Given problem - Reproduce every one of the records below word for word, keeping each line unchanged.

Material for the task -

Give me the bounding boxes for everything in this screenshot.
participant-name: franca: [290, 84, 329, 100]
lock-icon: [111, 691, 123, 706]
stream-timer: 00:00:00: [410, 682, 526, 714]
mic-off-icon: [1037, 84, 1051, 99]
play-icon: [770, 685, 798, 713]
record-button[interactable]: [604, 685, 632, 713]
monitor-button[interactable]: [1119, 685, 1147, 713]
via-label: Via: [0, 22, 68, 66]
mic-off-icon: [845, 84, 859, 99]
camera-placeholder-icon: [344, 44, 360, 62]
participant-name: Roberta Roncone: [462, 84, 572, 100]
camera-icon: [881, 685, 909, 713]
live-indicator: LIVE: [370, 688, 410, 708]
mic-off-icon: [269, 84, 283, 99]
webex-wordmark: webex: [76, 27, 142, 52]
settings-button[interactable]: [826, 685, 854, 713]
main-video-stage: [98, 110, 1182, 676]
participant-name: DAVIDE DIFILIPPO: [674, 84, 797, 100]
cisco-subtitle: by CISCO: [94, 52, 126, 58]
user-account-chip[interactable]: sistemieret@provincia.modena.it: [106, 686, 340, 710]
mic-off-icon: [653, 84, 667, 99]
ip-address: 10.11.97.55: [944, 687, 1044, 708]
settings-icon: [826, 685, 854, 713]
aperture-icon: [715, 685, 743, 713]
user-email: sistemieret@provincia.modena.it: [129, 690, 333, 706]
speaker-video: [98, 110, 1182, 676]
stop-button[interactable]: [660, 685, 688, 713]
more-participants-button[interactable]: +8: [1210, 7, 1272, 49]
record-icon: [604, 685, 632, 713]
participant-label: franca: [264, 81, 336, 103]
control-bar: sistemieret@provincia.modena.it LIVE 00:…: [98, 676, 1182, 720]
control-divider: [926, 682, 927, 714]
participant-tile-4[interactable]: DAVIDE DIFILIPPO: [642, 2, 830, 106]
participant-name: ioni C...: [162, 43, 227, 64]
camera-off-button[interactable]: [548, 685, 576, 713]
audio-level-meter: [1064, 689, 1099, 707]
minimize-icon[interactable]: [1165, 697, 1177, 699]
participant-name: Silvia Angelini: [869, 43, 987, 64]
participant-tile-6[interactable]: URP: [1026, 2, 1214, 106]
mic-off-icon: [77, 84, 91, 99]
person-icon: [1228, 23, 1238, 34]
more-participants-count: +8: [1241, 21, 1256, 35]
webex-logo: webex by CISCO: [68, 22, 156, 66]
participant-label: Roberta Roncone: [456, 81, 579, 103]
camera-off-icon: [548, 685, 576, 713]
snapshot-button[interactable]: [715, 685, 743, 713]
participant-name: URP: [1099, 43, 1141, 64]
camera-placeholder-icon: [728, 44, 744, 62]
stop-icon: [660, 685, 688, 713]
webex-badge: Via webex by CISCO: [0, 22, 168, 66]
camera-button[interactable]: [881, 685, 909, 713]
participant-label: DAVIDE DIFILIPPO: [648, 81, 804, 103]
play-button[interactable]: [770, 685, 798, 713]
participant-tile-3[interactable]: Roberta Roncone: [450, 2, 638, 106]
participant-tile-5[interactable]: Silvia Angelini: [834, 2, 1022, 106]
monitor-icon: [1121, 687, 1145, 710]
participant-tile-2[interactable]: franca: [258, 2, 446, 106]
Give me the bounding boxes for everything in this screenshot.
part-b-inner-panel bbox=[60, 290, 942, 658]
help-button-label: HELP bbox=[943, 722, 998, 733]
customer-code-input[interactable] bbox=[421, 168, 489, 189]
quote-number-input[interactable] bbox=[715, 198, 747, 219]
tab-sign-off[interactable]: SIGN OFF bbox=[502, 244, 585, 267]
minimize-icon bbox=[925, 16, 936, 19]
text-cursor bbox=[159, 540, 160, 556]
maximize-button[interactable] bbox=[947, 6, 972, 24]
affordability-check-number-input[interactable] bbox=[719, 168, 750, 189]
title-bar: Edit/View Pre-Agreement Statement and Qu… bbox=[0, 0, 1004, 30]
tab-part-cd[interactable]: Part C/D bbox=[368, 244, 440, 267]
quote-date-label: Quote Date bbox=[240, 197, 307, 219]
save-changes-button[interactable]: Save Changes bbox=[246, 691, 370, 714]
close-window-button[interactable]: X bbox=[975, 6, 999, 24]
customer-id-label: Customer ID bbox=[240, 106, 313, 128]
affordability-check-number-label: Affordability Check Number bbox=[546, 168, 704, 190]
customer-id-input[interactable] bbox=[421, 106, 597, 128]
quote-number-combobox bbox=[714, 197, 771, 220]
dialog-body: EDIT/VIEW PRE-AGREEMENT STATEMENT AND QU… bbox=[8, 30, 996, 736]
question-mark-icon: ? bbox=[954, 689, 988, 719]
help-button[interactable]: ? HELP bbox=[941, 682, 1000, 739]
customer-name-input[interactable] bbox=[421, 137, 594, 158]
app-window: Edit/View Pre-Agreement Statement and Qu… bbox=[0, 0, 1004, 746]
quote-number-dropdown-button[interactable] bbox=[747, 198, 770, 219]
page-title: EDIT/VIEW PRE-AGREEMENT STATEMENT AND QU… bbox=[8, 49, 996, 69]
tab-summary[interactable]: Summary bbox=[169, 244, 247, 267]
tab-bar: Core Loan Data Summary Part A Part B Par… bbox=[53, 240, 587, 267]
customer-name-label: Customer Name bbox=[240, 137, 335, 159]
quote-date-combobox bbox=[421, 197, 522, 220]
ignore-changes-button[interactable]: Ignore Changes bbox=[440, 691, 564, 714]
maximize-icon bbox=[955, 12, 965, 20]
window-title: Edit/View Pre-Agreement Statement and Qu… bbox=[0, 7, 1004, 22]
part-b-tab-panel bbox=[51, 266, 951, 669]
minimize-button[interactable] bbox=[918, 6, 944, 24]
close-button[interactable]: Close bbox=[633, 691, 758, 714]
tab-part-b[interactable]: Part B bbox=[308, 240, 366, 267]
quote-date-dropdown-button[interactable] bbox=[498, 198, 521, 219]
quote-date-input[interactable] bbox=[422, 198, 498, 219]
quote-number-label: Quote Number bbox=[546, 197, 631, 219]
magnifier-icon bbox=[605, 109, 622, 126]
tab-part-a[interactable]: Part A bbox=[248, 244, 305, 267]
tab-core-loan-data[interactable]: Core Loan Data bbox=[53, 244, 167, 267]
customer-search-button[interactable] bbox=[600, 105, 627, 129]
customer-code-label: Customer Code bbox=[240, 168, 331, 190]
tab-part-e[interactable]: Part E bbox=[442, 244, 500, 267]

Exercise result -
Give me the bounding boxes for everything in this screenshot.
participant-name: franca: [290, 84, 329, 100]
lock-icon: [111, 691, 123, 706]
stream-timer: 00:00:00: [410, 682, 526, 714]
mic-off-icon: [1037, 84, 1051, 99]
play-icon: [770, 685, 798, 713]
record-button[interactable]: [604, 685, 632, 713]
monitor-button[interactable]: [1119, 685, 1147, 713]
via-label: Via: [0, 22, 68, 66]
mic-off-icon: [845, 84, 859, 99]
camera-placeholder-icon: [344, 44, 360, 62]
participant-name: Roberta Roncone: [462, 84, 572, 100]
camera-icon: [881, 685, 909, 713]
live-indicator: LIVE: [370, 688, 410, 708]
mic-off-icon: [269, 84, 283, 99]
webex-wordmark: webex: [76, 27, 142, 52]
settings-button[interactable]: [826, 685, 854, 713]
main-video-stage: [98, 110, 1182, 676]
participant-name: DAVIDE DIFILIPPO: [674, 84, 797, 100]
cisco-subtitle: by CISCO: [94, 52, 126, 58]
user-account-chip[interactable]: sistemieret@provincia.modena.it: [106, 686, 340, 710]
mic-off-icon: [653, 84, 667, 99]
ip-address: 10.11.97.55: [944, 687, 1044, 708]
settings-icon: [826, 685, 854, 713]
aperture-icon: [715, 685, 743, 713]
user-email: sistemieret@provincia.modena.it: [129, 690, 333, 706]
speaker-video: [98, 110, 1182, 676]
stop-button[interactable]: [660, 685, 688, 713]
more-participants-button[interactable]: +8: [1210, 7, 1272, 49]
record-icon: [604, 685, 632, 713]
participant-label: franca: [264, 81, 336, 103]
control-bar: sistemieret@provincia.modena.it LIVE 00:…: [98, 676, 1182, 720]
control-divider: [926, 682, 927, 714]
participant-tile-4[interactable]: DAVIDE DIFILIPPO: [642, 2, 830, 106]
participant-name: ioni C...: [162, 43, 227, 64]
camera-off-button[interactable]: [548, 685, 576, 713]
audio-level-meter: [1064, 689, 1099, 707]
minimize-icon[interactable]: [1165, 697, 1177, 699]
participant-name: Silvia Angelini: [869, 43, 987, 64]
participant-tile-6[interactable]: URP: [1026, 2, 1214, 106]
mic-off-icon: [77, 84, 91, 99]
person-icon: [1228, 23, 1238, 34]
more-participants-count: +8: [1241, 21, 1256, 35]
webex-logo: webex by CISCO: [68, 22, 156, 66]
participant-label: Roberta Roncone: [456, 81, 579, 103]
camera-off-icon: [548, 685, 576, 713]
snapshot-button[interactable]: [715, 685, 743, 713]
participant-name: URP: [1099, 43, 1141, 64]
camera-placeholder-icon: [728, 44, 744, 62]
stop-icon: [660, 685, 688, 713]
webex-badge: Via webex by CISCO: [0, 22, 168, 66]
camera-button[interactable]: [881, 685, 909, 713]
participant-label: DAVIDE DIFILIPPO: [648, 81, 804, 103]
play-button[interactable]: [770, 685, 798, 713]
participant-tile-3[interactable]: Roberta Roncone: [450, 2, 638, 106]
participant-tile-5[interactable]: Silvia Angelini: [834, 2, 1022, 106]
monitor-icon: [1121, 687, 1145, 710]
participant-tile-2[interactable]: franca: [258, 2, 446, 106]
Give me the bounding boxes for everything in this screenshot.
part-b-inner-panel bbox=[60, 290, 942, 658]
help-button-label: HELP bbox=[943, 722, 998, 733]
customer-code-input[interactable] bbox=[421, 168, 489, 189]
quote-number-input[interactable] bbox=[715, 198, 747, 219]
tab-sign-off[interactable]: SIGN OFF bbox=[502, 244, 585, 267]
minimize-icon bbox=[925, 16, 936, 19]
text-cursor bbox=[159, 540, 160, 556]
maximize-button[interactable] bbox=[947, 6, 972, 24]
affordability-check-number-input[interactable] bbox=[719, 168, 750, 189]
title-bar: Edit/View Pre-Agreement Statement and Qu… bbox=[0, 0, 1004, 30]
tab-part-cd[interactable]: Part C/D bbox=[368, 244, 440, 267]
quote-date-label: Quote Date bbox=[240, 197, 307, 219]
save-changes-button[interactable]: Save Changes bbox=[246, 691, 370, 714]
close-window-button[interactable]: X bbox=[975, 6, 999, 24]
customer-id-label: Customer ID bbox=[240, 106, 313, 128]
affordability-check-number-label: Affordability Check Number bbox=[546, 168, 704, 190]
customer-id-input[interactable] bbox=[421, 106, 597, 128]
quote-number-combobox bbox=[714, 197, 771, 220]
dialog-body: EDIT/VIEW PRE-AGREEMENT STATEMENT AND QU… bbox=[8, 30, 996, 736]
question-mark-icon: ? bbox=[954, 689, 988, 719]
help-button[interactable]: ? HELP bbox=[941, 682, 1000, 739]
customer-name-input[interactable] bbox=[421, 137, 594, 158]
app-window: Edit/View Pre-Agreement Statement and Qu… bbox=[0, 0, 1004, 746]
quote-number-dropdown-button[interactable] bbox=[747, 198, 770, 219]
page-title: EDIT/VIEW PRE-AGREEMENT STATEMENT AND QU… bbox=[8, 49, 996, 69]
tab-summary[interactable]: Summary bbox=[169, 244, 247, 267]
tab-bar: Core Loan Data Summary Part A Part B Par… bbox=[53, 240, 587, 267]
customer-name-label: Customer Name bbox=[240, 137, 335, 159]
quote-date-combobox bbox=[421, 197, 522, 220]
ignore-changes-button[interactable]: Ignore Changes bbox=[440, 691, 564, 714]
maximize-icon bbox=[955, 12, 965, 20]
window-title: Edit/View Pre-Agreement Statement and Qu… bbox=[0, 7, 1004, 22]
part-b-tab-panel bbox=[51, 266, 951, 669]
minimize-button[interactable] bbox=[918, 6, 944, 24]
close-button[interactable]: Close bbox=[633, 691, 758, 714]
tab-part-b[interactable]: Part B bbox=[308, 240, 366, 267]
quote-date-dropdown-button[interactable] bbox=[498, 198, 521, 219]
quote-date-input[interactable] bbox=[422, 198, 498, 219]
quote-number-label: Quote Number bbox=[546, 197, 631, 219]
magnifier-icon bbox=[605, 109, 622, 126]
tab-part-a[interactable]: Part A bbox=[248, 244, 305, 267]
tab-core-loan-data[interactable]: Core Loan Data bbox=[53, 244, 167, 267]
customer-search-button[interactable] bbox=[600, 105, 627, 129]
customer-code-label: Customer Code bbox=[240, 168, 331, 190]
tab-part-e[interactable]: Part E bbox=[442, 244, 500, 267]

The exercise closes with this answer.